>> start Material for the task

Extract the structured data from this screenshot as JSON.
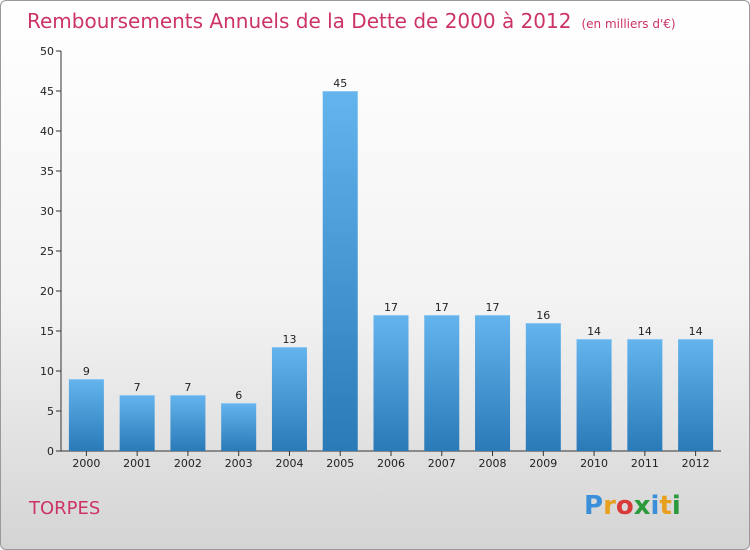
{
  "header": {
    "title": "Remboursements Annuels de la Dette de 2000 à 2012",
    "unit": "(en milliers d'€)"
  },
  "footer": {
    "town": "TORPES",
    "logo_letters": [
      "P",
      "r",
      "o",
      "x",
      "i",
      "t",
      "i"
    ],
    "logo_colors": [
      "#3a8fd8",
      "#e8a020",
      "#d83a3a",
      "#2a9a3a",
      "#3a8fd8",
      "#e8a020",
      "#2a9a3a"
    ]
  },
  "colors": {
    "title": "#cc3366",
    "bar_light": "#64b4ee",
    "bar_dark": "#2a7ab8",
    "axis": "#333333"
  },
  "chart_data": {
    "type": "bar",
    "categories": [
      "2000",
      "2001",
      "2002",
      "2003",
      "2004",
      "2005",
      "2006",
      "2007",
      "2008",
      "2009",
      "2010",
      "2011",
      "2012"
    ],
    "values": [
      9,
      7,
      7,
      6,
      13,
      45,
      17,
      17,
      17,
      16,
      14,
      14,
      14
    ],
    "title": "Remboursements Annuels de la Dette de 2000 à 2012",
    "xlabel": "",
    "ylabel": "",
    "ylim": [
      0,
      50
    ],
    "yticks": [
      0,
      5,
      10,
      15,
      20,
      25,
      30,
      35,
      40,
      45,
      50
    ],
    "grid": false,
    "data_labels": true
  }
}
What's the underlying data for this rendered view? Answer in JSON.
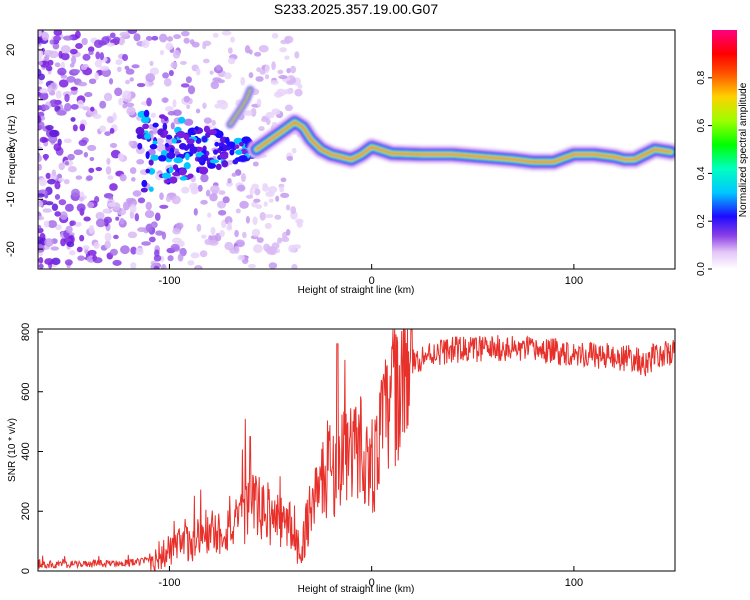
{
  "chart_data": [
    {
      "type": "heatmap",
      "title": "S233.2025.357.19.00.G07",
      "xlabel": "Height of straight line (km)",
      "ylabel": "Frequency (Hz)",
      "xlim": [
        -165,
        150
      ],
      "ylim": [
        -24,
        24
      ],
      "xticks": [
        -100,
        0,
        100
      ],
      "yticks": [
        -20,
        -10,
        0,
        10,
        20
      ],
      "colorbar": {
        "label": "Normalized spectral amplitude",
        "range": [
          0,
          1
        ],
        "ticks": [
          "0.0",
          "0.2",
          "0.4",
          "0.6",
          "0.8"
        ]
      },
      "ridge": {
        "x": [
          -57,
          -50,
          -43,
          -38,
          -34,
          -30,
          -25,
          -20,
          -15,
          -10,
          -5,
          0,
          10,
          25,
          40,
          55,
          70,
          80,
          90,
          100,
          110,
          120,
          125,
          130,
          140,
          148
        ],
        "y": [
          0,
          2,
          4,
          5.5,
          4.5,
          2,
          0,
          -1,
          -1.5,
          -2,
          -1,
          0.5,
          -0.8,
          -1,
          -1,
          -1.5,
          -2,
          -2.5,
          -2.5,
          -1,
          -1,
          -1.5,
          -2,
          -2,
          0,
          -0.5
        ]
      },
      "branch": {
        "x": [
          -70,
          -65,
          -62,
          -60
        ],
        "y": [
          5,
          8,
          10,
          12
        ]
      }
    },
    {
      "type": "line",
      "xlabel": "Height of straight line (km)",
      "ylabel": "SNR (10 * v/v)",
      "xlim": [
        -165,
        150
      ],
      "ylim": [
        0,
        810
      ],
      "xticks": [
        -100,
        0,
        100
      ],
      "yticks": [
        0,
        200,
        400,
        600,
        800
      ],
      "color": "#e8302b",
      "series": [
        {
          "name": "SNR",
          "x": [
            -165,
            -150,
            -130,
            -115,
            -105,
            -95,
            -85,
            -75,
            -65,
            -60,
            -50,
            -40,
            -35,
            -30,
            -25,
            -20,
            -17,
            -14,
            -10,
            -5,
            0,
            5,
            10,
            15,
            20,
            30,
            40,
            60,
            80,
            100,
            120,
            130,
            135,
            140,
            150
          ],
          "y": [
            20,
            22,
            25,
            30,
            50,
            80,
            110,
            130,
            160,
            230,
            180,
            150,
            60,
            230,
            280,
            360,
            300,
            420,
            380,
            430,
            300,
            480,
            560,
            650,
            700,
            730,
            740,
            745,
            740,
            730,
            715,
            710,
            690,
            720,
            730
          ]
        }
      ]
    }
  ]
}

>> end Material for the task

## Your task
Return only the count of lines in the records that hold the word "title".

## Expected output
4